Data for the task:
--------------------------------
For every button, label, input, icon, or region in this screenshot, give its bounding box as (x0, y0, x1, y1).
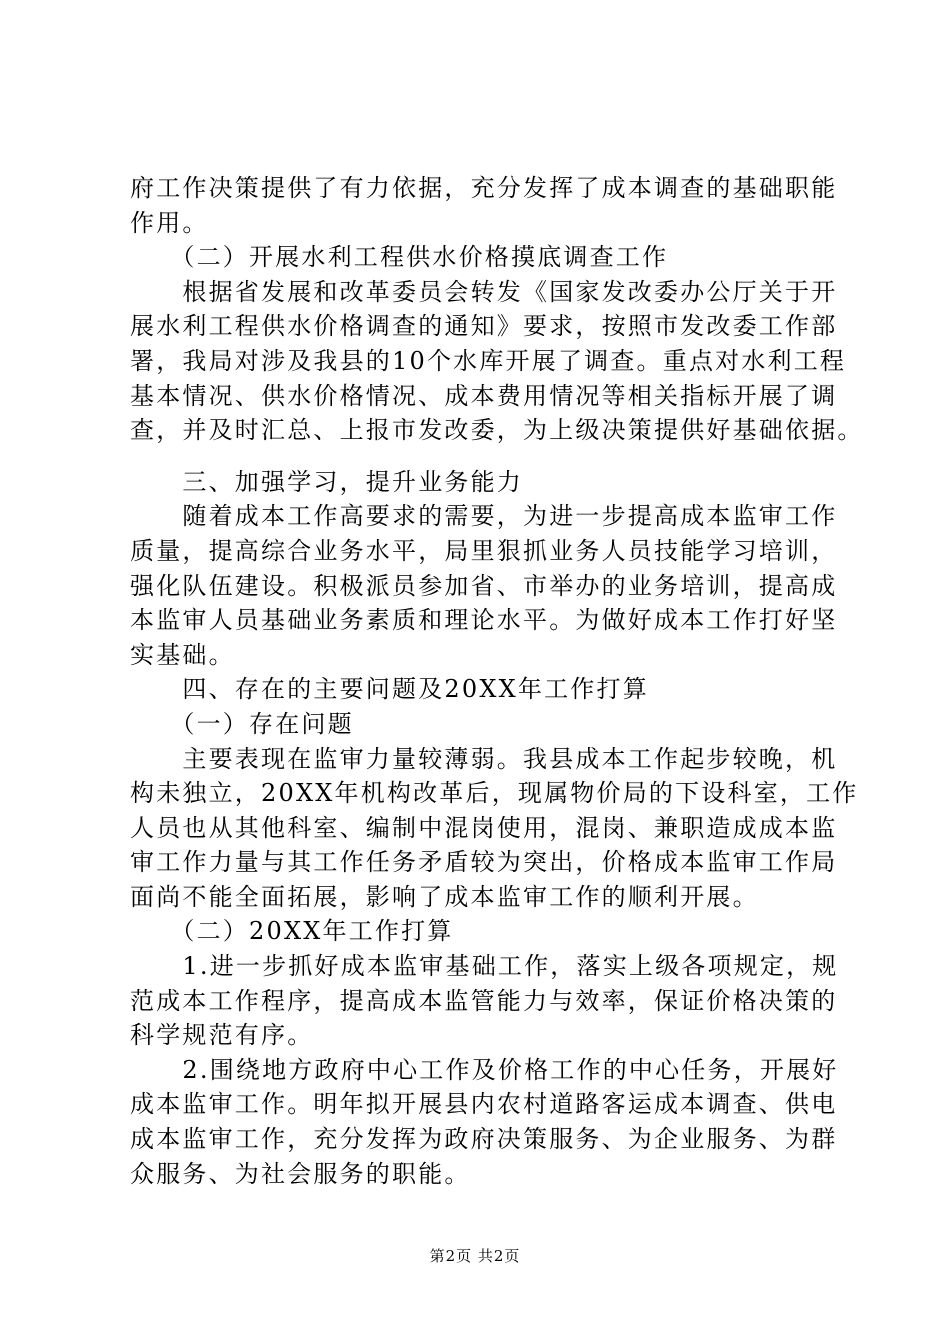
body-line: 府工作决策提供了有力依据，充分发挥了成本调查的基础职能 (130, 174, 838, 202)
body-line: 成本监审工作，充分发挥为政府决策服务、为企业服务、为群 (130, 1125, 838, 1154)
body-line: 随着成本工作高要求的需要，为进一步提高成本监审工作 (130, 502, 838, 531)
body-line: 成本监审工作。明年拟开展县内农村道路客运成本调查、供电 (130, 1090, 838, 1119)
subsection-heading: （一）存在问题 (130, 709, 354, 738)
body-line: 根据省发展和改革委员会转发《国家发改委办公厅关于开 (130, 277, 838, 306)
body-line: 面尚不能全面拓展，影响了成本监审工作的顺利开展。 (130, 882, 759, 911)
body-line: 构未独立，20XX年机构改革后，现属物价局的下设科室，工作 (130, 779, 859, 808)
body-line: 强化队伍建设。积极派员参加省、市举办的业务培训，提高成 (130, 571, 838, 600)
body-line: 作用。 (130, 208, 209, 237)
body-line: 基本情况、供水价格情况、成本费用情况等相关指标开展了调 (130, 381, 838, 410)
body-line: 1.进一步抓好成本监审基础工作，落实上级各项规定，规 (130, 952, 839, 981)
body-line: 本监审人员基础业务素质和理论水平。为做好成本工作打好坚 (130, 606, 838, 635)
body-line: 署，我局对涉及我县的10个水库开展了调查。重点对水利工程 (130, 346, 847, 375)
body-line: 众服务、为社会服务的职能。 (130, 1159, 471, 1188)
body-line: 审工作力量与其工作任务矛盾较为突出，价格成本监审工作局 (130, 848, 838, 877)
document-body (130, 171, 864, 1191)
body-line: 实基础。 (130, 640, 235, 669)
subsection-heading: （二）20XX年工作打算 (130, 917, 454, 946)
body-line: 质量，提高综合业务水平，局里狠抓业务人员技能学习培训， (130, 536, 838, 565)
body-line: 范成本工作程序，提高成本监管能力与效率，保证价格决策的 (130, 986, 838, 1015)
section-heading: （二）开展水利工程供水价格摸底调查工作 (130, 243, 669, 272)
body-line: 人员也从其他科室、编制中混岗使用，混岗、兼职造成成本监 (130, 813, 838, 842)
section-heading: 四、存在的主要问题及20XX年工作打算 (130, 675, 649, 704)
section-heading: 三、加强学习，提升业务能力 (130, 467, 523, 496)
paragraph-spacer (130, 448, 842, 465)
page-number-footer: 第2页 共2页 (429, 1247, 521, 1265)
body-line: 展水利工程供水价格调查的通知》要求，按照市发改委工作部 (130, 312, 838, 341)
body-line: 查，并及时汇总、上报市发改委，为上级决策提供好基础依据。 (130, 416, 864, 445)
body-line: 科学规范有序。 (130, 1021, 314, 1050)
body-line: 主要表现在监审力量较薄弱。我县成本工作起步较晚，机 (130, 744, 838, 773)
body-line: 2.围绕地方政府中心工作及价格工作的中心任务，开展好 (130, 1055, 839, 1084)
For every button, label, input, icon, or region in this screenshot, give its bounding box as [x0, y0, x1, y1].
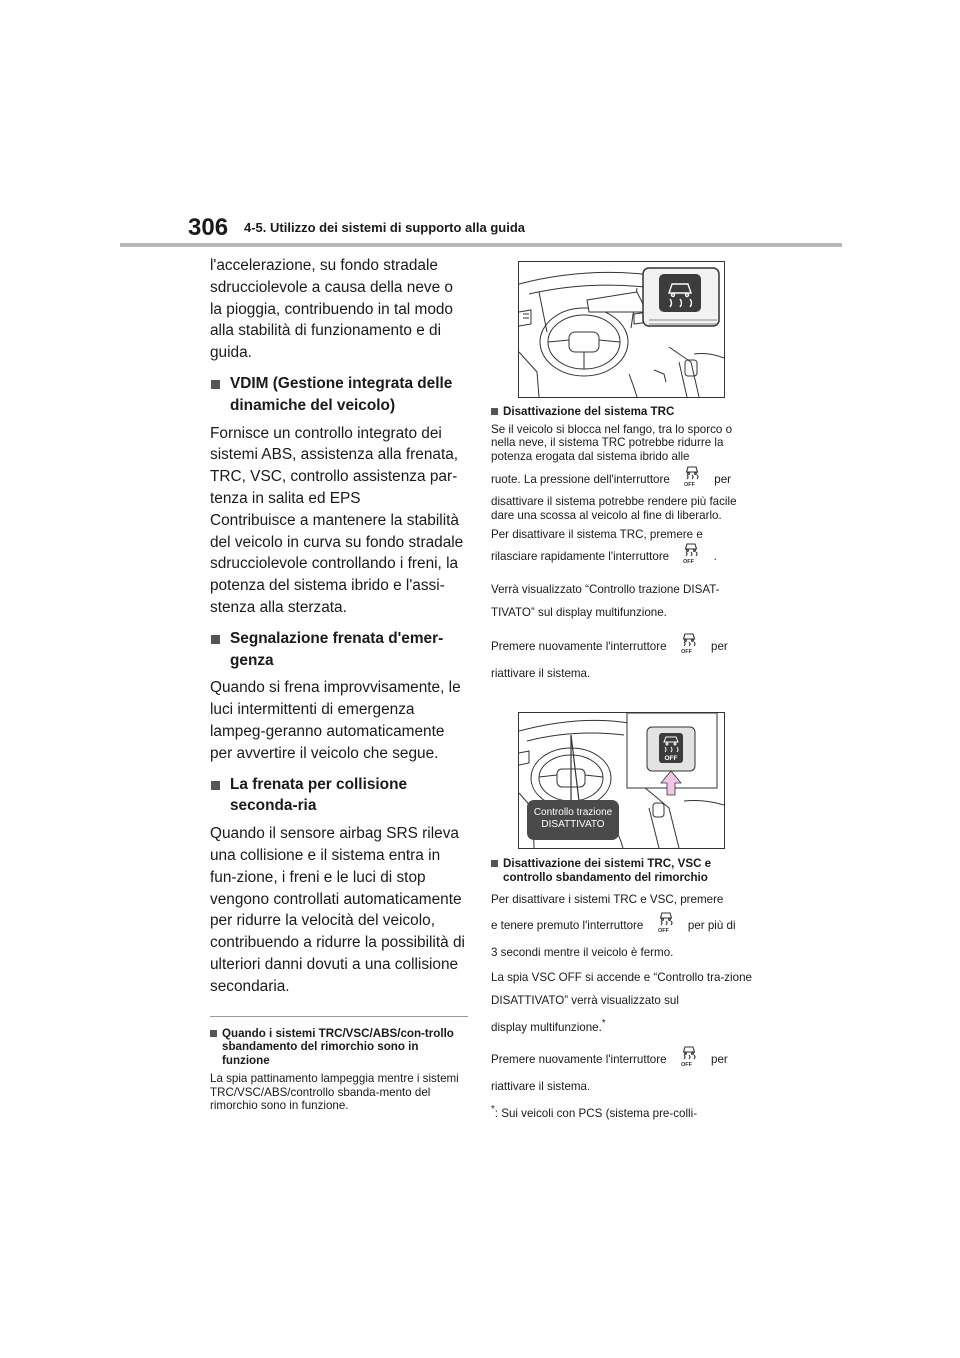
dashboard-trc-switch-illustration: [518, 261, 725, 398]
note-heading-text: Quando i sistemi TRC/VSC/ABS/con-trollo sbandamento del rimorchio sono in funzione: [222, 1026, 454, 1067]
square-bullet-icon: [211, 781, 220, 790]
paragraph: Premere nuovamente l'interruttore OFF per: [491, 1045, 759, 1075]
vsc-off-switch-icon: [682, 542, 700, 572]
square-bullet-icon: [211, 380, 220, 389]
paragraph: Per disattivare i sistemi TRC e VSC, premere: [491, 893, 724, 906]
paragraph: display multifunzione.*: [491, 1018, 606, 1034]
section-heading-vdim: [210, 373, 468, 417]
paragraph: ruote. La pressione dell'interruttore OFF per: [491, 465, 759, 495]
right-column-lower: [491, 857, 759, 1125]
subheading-text: Disattivazione dei sistemi TRC, VSC e controllo sbandamento del rimorchio: [503, 857, 712, 884]
paragraph: Quando il sensore airbag SRS rileva una collisione e il sistema entra in fun-zione, i freni e le luci di stop vengono controllati automaticamente per ridurre la velocità del veicolo, contribuendo a ridurre la possibilità di ulteriori danni dovuti a una collisione secondaria.: [210, 825, 465, 995]
section-heading-secondary-collision: [210, 774, 468, 818]
note-body: La spia pattinamento lampeggia mentre i sistemi TRC/VSC/ABS/controllo sbanda-mento del rimorchio sono in funzione.: [210, 1072, 459, 1112]
vsc-off-switch-icon: [680, 632, 698, 662]
subheading-trc-off: [491, 405, 759, 419]
page-number: 306: [188, 214, 229, 241]
paragraph: disattivare il sistema potrebbe rendere più facile dare una scossa al veicolo al fine di liberarlo.: [491, 495, 737, 522]
paragraph: riattivare il sistema.: [491, 1079, 591, 1093]
vsc-off-switch-icon: [680, 1045, 698, 1075]
subheading-text: Disattivazione del sistema TRC: [503, 405, 675, 418]
svg-text:OFF: OFF: [680, 648, 692, 654]
paragraph: Fornisce un controllo integrato dei sistemi ABS, assistenza alla frenata, TRC, VSC, controllo assistenza par-tenza in salita ed EPS: [210, 424, 459, 507]
paragraph: Quando si frena improvvisamente, le luci intermittenti di emergenza lampeg-geranno automaticamente per avvertire il veicolo che segue.: [210, 679, 461, 762]
square-bullet-icon: [491, 408, 498, 415]
paragraph: Se il veicolo si blocca nel fango, tra lo sporco o nella neve, il sistema TRC potrebbe ridurre la potenza erogata dal sistema ibrido alle: [491, 422, 733, 463]
svg-text:OFF: OFF: [683, 558, 695, 564]
svg-text:OFF: OFF: [684, 482, 696, 487]
heading-text: Segnalazione frenata d'emer-genza: [230, 629, 444, 669]
section-title: 4-5. Utilizzo dei sistemi di supporto alla guida: [244, 220, 525, 235]
svg-text:OFF: OFF: [657, 928, 669, 933]
paragraph: La spia VSC OFF si accende e “Controllo tra-zione DISATTIVATO” verrà visualizzato sul: [491, 971, 752, 1007]
note-heading: [210, 1027, 468, 1068]
divider: [210, 1016, 468, 1017]
switch-off-label: OFF: [664, 755, 678, 762]
paragraph: Premere nuovamente l'interruttore OFF per: [491, 632, 759, 662]
square-bullet-icon: [491, 860, 498, 867]
heading-text: La frenata per collisione seconda-ria: [230, 775, 408, 815]
svg-text:OFF: OFF: [680, 1061, 692, 1067]
paragraph: Verrà visualizzato “Controllo trazione DISAT-TIVATO” sul display multifunzione.: [491, 582, 720, 619]
paragraph: riattivare il sistema.: [491, 666, 591, 680]
square-bullet-icon: [211, 635, 220, 644]
intro-paragraph: l'accelerazione, su fondo stradale sdrucciolevole a causa della neve o la pioggia, contribuendo in tal modo alla stabilità di funzionamento e di guida.: [210, 257, 453, 362]
vsc-off-switch-icon: [657, 911, 675, 941]
section-heading-emergency-brake: [210, 628, 468, 672]
left-column: [210, 255, 468, 1122]
paragraph: rilasciare rapidamente l'interruttore OFF .: [491, 542, 759, 572]
footnote-marker: *: [601, 1018, 606, 1029]
paragraph: 3 secondi mentre il veicolo è fermo.: [491, 946, 674, 959]
subheading-trc-vsc-off: [491, 857, 759, 884]
heading-text: VDIM (Gestione integrata delle dinamiche del veicolo): [230, 374, 453, 414]
paragraph: Per disattivare il sistema TRC, premere e: [491, 528, 703, 541]
paragraph: Contribuisce a mantenere la stabilità del veicolo in curva su fondo stradale sdrucciolevole controllando i freni, la potenza del sistema ibrido e l'assi-stenza alla sterzata.: [210, 511, 464, 616]
header-rule: [120, 243, 842, 247]
footnote: *: Sui veicoli con PCS (sistema pre-colli-: [491, 1103, 698, 1120]
square-bullet-icon: [210, 1030, 217, 1037]
right-column: [491, 405, 759, 691]
vsc-off-switch-icon: [683, 465, 701, 495]
paragraph: e tenere premuto l'interruttore OFF per più di: [491, 911, 759, 941]
traction-control-off-message: Controllo trazione DISATTIVATO: [527, 800, 619, 840]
--------------------------------
Required task: Rewrite the records from the line holding "dashboard-trc-switch-illustration: [518, 261, 725, 398]" through the line holding "page-number: 306: [188, 214, 229, 241]", inclusive, changing "square-bullet-icon" to "bullet-marker" and leaving everything else as it is.

Exercise output:
dashboard-trc-switch-illustration: [518, 261, 725, 398]
note-heading-text: Quando i sistemi TRC/VSC/ABS/con-trollo sbandamento del rimorchio sono in funzione: [222, 1026, 454, 1067]
bullet-marker: [211, 781, 220, 790]
paragraph: Premere nuovamente l'interruttore OFF per: [491, 1045, 759, 1075]
vsc-off-switch-icon: [682, 542, 700, 572]
bullet-marker: [211, 380, 220, 389]
paragraph: Per disattivare i sistemi TRC e VSC, premere: [491, 893, 724, 906]
paragraph: display multifunzione.*: [491, 1018, 606, 1034]
section-heading-vdim: [210, 373, 468, 417]
paragraph: ruote. La pressione dell'interruttore OFF per: [491, 465, 759, 495]
right-column-lower: [491, 857, 759, 1125]
subheading-text: Disattivazione dei sistemi TRC, VSC e controllo sbandamento del rimorchio: [503, 857, 712, 884]
paragraph: Quando il sensore airbag SRS rileva una collisione e il sistema entra in fun-zione, i freni e le luci di stop vengono controllati automaticamente per ridurre la velocità del veicolo, contribuendo a ridurre la possibilità di ulteriori danni dovuti a una collisione secondaria.: [210, 825, 465, 995]
section-heading-secondary-collision: [210, 774, 468, 818]
note-body: La spia pattinamento lampeggia mentre i sistemi TRC/VSC/ABS/controllo sbanda-mento del rimorchio sono in funzione.: [210, 1072, 459, 1112]
vsc-off-switch-icon: [680, 632, 698, 662]
subheading-trc-off: [491, 405, 759, 419]
page-number: 306: [188, 214, 229, 241]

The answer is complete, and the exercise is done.